• _The input_:

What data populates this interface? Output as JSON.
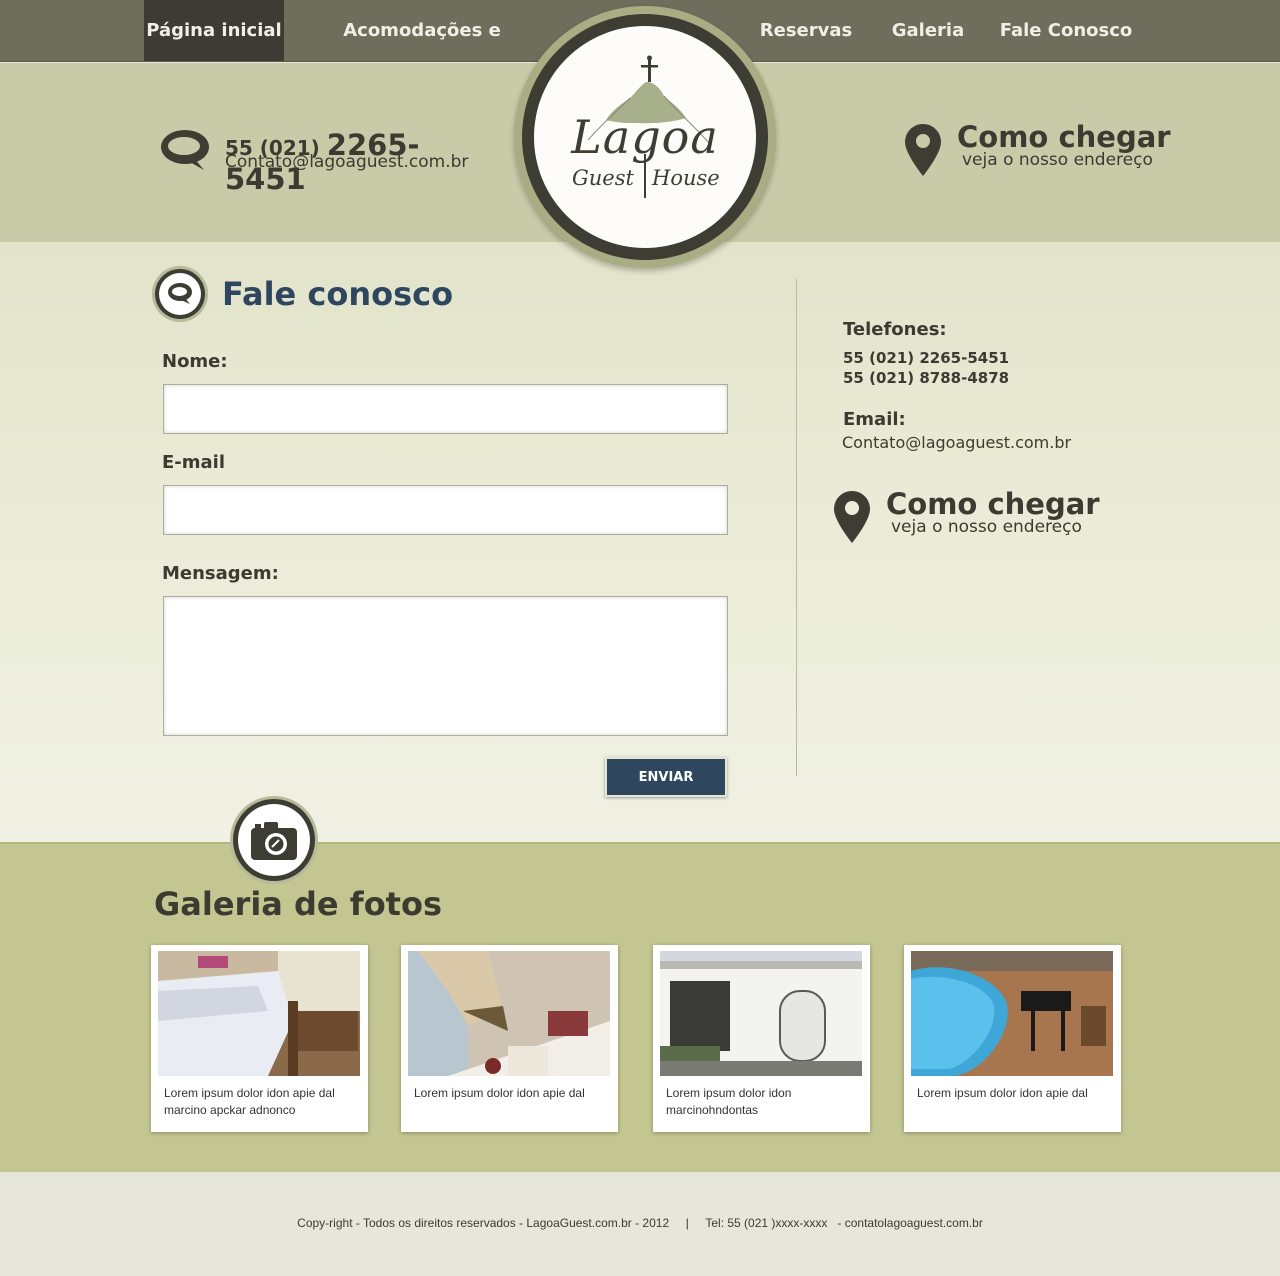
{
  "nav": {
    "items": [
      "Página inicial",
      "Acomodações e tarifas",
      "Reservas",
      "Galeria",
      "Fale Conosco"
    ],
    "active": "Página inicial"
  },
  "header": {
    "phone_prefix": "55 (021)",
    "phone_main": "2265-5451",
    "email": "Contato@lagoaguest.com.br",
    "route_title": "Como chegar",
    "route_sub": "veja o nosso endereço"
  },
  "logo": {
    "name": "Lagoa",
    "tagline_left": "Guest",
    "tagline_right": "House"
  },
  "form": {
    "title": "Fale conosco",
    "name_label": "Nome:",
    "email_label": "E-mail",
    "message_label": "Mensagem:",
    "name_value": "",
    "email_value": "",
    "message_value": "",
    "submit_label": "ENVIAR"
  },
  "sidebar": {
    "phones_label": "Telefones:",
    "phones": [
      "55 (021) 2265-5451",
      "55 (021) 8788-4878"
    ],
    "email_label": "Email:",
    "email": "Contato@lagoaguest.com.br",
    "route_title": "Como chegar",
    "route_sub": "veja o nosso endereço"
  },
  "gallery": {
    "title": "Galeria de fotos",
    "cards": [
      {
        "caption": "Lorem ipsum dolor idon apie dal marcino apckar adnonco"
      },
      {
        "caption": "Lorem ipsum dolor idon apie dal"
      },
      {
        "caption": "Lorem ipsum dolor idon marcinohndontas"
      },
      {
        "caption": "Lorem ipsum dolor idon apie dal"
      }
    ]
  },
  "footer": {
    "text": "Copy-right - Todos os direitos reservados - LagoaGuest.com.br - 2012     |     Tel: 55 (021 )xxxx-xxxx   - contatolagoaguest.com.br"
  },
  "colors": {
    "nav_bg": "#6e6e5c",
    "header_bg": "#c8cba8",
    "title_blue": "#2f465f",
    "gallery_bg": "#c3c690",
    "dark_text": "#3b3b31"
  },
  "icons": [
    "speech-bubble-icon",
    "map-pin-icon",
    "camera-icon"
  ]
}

• _What you will do_: Look for lines containing the string "inicial" and copy them all.

• _Response below_:
      "Página inicial",
    "active": "Página inicial"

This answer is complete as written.